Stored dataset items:
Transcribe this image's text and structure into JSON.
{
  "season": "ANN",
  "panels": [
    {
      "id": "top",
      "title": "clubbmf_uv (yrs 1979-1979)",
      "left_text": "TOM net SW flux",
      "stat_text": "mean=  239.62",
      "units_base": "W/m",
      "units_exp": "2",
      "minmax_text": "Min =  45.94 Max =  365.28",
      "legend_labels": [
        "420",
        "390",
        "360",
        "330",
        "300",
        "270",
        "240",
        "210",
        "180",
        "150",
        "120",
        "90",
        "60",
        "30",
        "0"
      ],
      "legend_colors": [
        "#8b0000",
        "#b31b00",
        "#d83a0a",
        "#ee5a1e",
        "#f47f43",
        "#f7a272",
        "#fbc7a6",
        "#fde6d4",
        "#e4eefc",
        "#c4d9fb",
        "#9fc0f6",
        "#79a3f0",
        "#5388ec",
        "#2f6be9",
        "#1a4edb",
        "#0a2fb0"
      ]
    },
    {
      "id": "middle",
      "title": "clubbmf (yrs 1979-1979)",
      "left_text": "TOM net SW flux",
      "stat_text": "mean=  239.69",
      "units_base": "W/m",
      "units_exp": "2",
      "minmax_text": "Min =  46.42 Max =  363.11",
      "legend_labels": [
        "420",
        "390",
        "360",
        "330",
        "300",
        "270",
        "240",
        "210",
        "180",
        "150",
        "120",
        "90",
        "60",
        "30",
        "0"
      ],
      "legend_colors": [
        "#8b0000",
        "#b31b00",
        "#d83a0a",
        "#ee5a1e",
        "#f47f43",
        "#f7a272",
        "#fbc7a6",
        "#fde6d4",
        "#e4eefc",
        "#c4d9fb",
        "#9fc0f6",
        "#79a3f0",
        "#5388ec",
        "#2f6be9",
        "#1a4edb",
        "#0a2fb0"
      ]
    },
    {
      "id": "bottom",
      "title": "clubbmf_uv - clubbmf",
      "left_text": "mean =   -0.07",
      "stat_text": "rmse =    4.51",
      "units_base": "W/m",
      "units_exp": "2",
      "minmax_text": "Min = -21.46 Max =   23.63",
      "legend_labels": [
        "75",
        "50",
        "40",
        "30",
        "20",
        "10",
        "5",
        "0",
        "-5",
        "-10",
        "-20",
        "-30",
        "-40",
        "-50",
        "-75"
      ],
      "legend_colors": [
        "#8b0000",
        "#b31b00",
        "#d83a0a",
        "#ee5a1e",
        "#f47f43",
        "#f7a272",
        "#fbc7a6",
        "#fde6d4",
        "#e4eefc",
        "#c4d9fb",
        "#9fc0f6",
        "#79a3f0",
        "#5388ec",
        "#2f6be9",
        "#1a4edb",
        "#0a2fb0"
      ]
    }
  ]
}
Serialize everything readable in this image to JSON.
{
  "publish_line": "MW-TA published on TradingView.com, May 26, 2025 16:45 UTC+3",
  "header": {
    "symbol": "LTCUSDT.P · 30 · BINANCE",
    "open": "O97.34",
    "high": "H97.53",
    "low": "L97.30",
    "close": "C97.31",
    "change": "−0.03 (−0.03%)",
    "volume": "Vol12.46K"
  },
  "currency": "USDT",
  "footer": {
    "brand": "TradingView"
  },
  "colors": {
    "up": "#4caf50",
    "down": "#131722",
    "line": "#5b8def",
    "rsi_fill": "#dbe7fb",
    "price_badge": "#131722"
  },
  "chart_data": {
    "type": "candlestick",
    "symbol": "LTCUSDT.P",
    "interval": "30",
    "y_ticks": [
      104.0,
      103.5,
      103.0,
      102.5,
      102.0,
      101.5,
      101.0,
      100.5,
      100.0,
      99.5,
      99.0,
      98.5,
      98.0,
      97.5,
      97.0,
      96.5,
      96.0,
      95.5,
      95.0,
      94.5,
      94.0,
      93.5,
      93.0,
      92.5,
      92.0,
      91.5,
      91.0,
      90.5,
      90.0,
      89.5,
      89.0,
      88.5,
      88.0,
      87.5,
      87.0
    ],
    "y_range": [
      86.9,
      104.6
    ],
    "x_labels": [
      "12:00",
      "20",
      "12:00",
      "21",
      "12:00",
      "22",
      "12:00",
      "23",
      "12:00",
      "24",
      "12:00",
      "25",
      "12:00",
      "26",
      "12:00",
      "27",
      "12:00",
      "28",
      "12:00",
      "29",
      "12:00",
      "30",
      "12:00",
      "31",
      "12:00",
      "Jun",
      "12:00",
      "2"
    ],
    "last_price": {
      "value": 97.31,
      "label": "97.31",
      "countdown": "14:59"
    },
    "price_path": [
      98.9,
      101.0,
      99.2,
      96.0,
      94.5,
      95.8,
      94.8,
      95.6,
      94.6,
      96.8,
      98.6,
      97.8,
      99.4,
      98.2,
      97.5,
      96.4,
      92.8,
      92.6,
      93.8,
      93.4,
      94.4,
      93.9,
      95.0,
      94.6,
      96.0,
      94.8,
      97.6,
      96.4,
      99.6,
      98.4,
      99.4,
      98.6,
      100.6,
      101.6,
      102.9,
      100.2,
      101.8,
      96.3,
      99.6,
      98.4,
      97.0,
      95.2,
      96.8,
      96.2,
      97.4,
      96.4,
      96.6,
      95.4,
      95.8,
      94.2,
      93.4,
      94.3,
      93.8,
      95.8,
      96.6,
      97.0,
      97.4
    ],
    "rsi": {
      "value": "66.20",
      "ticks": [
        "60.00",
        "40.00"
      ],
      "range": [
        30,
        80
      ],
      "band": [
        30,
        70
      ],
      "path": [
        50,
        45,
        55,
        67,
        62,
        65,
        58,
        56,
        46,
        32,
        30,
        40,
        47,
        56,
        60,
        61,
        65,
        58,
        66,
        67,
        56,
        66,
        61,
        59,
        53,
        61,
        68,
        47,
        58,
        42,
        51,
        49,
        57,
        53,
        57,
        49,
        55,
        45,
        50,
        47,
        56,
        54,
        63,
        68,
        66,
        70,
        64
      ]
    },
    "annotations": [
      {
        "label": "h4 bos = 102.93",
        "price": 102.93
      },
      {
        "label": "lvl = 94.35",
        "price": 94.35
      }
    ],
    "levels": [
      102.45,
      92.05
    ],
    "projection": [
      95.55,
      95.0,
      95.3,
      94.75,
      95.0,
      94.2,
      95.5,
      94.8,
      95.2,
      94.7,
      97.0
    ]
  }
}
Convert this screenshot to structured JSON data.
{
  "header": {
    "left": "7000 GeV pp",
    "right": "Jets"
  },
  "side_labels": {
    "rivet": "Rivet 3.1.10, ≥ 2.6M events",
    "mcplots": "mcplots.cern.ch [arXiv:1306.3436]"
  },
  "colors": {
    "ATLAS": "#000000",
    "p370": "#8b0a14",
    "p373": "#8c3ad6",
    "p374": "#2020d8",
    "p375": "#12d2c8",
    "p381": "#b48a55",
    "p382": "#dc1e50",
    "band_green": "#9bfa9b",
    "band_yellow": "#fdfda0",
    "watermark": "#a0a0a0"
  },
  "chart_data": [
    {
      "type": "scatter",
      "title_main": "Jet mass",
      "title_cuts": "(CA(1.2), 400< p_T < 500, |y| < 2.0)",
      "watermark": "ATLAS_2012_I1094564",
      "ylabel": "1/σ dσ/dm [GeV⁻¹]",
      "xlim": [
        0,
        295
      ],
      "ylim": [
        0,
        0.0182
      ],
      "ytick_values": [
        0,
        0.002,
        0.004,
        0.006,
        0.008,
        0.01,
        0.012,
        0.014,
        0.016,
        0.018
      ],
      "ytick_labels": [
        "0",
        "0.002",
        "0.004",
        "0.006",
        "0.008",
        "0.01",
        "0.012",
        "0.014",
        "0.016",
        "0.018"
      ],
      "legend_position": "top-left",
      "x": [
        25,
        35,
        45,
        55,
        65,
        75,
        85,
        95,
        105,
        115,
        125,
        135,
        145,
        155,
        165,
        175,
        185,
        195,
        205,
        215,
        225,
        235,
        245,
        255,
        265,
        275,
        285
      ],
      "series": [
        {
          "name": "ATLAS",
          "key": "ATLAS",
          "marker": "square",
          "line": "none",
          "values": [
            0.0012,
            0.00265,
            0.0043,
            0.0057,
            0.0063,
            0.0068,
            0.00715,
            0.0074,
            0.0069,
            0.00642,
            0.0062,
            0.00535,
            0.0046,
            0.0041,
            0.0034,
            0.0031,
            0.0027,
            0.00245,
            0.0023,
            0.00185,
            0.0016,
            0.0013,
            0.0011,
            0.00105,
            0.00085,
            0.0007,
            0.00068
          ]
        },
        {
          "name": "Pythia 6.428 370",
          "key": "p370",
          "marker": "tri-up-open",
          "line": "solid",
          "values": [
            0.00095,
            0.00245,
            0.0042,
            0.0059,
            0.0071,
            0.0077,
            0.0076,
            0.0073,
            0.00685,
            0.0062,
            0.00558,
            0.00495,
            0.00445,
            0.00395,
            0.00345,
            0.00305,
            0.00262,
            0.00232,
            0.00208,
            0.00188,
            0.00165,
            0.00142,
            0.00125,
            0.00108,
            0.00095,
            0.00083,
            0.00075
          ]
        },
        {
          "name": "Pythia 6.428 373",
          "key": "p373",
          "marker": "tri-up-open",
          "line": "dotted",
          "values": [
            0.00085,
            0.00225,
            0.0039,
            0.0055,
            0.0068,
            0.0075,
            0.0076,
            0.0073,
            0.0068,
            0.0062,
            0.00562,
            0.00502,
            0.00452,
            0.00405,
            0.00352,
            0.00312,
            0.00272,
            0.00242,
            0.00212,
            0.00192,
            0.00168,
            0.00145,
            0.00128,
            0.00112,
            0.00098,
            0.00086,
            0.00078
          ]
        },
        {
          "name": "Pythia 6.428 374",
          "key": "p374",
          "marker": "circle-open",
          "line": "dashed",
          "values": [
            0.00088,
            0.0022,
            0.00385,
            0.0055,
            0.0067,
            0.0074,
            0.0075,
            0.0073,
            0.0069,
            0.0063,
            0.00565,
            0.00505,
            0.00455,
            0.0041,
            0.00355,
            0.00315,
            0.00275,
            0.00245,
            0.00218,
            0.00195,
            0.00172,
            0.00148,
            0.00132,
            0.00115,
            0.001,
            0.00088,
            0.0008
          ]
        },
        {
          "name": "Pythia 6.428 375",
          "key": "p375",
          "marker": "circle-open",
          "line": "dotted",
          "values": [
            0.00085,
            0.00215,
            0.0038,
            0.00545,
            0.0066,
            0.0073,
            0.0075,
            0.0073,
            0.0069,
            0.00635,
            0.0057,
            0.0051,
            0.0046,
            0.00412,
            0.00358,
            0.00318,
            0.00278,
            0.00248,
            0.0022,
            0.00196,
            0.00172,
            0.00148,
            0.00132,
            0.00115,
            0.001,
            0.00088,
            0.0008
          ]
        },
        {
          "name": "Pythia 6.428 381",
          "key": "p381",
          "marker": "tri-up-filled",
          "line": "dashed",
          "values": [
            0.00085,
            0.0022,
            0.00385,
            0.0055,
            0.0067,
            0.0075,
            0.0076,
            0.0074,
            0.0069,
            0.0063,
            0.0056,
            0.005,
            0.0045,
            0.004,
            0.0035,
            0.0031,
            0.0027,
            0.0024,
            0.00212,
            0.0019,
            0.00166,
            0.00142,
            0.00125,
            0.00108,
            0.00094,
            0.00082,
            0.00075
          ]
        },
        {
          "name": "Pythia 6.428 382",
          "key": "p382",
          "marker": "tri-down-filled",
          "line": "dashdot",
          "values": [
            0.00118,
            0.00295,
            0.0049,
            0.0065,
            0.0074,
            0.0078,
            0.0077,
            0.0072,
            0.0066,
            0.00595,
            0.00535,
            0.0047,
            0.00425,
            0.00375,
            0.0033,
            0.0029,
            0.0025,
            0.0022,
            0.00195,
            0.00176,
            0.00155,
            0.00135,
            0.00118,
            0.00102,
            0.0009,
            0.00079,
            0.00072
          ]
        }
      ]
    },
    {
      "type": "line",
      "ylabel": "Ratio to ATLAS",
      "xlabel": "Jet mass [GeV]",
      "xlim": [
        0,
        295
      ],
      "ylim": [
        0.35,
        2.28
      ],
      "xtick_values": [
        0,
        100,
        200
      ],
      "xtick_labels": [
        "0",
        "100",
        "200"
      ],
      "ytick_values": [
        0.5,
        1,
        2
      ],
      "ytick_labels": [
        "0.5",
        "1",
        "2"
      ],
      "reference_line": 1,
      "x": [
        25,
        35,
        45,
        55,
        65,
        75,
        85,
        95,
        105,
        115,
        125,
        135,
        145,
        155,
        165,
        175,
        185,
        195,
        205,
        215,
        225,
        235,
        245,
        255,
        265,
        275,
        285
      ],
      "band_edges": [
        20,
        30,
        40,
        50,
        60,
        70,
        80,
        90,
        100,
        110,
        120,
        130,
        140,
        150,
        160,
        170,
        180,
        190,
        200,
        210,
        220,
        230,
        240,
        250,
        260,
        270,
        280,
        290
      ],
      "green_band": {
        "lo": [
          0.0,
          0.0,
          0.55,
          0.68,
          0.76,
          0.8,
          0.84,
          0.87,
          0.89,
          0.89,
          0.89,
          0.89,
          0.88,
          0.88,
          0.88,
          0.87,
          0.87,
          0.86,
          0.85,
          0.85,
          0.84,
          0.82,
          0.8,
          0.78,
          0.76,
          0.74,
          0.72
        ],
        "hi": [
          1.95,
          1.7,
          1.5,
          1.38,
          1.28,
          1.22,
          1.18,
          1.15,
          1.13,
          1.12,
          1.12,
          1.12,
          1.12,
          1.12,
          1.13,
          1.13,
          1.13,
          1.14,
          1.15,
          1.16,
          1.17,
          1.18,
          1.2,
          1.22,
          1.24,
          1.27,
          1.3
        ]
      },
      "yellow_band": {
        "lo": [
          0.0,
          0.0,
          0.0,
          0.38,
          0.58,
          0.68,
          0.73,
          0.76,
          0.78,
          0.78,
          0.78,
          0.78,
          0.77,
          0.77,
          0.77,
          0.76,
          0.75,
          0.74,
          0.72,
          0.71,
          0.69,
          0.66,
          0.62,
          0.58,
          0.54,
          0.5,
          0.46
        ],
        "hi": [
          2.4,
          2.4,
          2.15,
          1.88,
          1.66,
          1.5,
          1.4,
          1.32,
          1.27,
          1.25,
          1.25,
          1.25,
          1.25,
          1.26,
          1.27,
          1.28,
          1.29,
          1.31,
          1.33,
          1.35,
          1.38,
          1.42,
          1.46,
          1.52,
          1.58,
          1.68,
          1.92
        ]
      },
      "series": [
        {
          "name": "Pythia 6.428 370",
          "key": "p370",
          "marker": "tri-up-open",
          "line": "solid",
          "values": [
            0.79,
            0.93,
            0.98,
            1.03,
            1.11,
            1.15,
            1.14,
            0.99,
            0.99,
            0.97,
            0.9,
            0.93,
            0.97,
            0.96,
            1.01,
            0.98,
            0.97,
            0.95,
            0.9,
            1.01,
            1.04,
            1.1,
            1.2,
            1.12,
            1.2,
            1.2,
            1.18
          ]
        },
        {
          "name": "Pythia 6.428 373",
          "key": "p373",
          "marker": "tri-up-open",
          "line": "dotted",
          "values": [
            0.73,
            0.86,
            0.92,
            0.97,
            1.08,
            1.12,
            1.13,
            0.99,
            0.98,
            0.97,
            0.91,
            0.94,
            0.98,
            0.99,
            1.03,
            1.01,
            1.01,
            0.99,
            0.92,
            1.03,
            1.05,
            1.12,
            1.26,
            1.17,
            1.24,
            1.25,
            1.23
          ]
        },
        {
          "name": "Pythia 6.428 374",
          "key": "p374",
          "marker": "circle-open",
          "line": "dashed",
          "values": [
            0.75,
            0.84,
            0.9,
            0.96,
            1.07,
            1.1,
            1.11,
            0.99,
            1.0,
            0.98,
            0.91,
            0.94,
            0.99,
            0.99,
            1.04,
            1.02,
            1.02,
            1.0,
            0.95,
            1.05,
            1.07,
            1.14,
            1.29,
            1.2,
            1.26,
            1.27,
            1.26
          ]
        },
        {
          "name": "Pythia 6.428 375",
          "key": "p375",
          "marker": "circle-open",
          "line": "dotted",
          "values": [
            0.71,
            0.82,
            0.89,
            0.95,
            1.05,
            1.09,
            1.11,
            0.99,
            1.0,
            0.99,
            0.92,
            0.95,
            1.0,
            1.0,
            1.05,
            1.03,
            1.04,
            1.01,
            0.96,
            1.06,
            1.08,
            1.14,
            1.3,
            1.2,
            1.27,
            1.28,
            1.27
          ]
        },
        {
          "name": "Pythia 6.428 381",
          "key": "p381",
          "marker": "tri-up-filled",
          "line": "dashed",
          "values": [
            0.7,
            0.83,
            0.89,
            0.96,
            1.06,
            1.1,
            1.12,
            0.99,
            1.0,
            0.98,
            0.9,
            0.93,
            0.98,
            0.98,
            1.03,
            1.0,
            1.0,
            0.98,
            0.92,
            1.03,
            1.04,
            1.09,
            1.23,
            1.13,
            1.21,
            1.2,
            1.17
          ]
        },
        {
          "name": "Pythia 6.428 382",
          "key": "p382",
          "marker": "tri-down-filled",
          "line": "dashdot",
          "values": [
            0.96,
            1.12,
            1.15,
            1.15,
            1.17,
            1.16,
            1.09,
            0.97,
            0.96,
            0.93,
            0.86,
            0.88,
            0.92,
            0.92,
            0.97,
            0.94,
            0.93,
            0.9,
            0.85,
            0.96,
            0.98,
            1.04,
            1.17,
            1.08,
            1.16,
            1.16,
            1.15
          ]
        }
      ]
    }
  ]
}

* WHAT IS EXPECTED *
Copy each line above containing the string "this".

* WRITTEN ANSWER *
Transcribe this image's text and structure into JSON.
Serialize everything readable in this image to JSON.
Convert this screenshot to structured JSON data.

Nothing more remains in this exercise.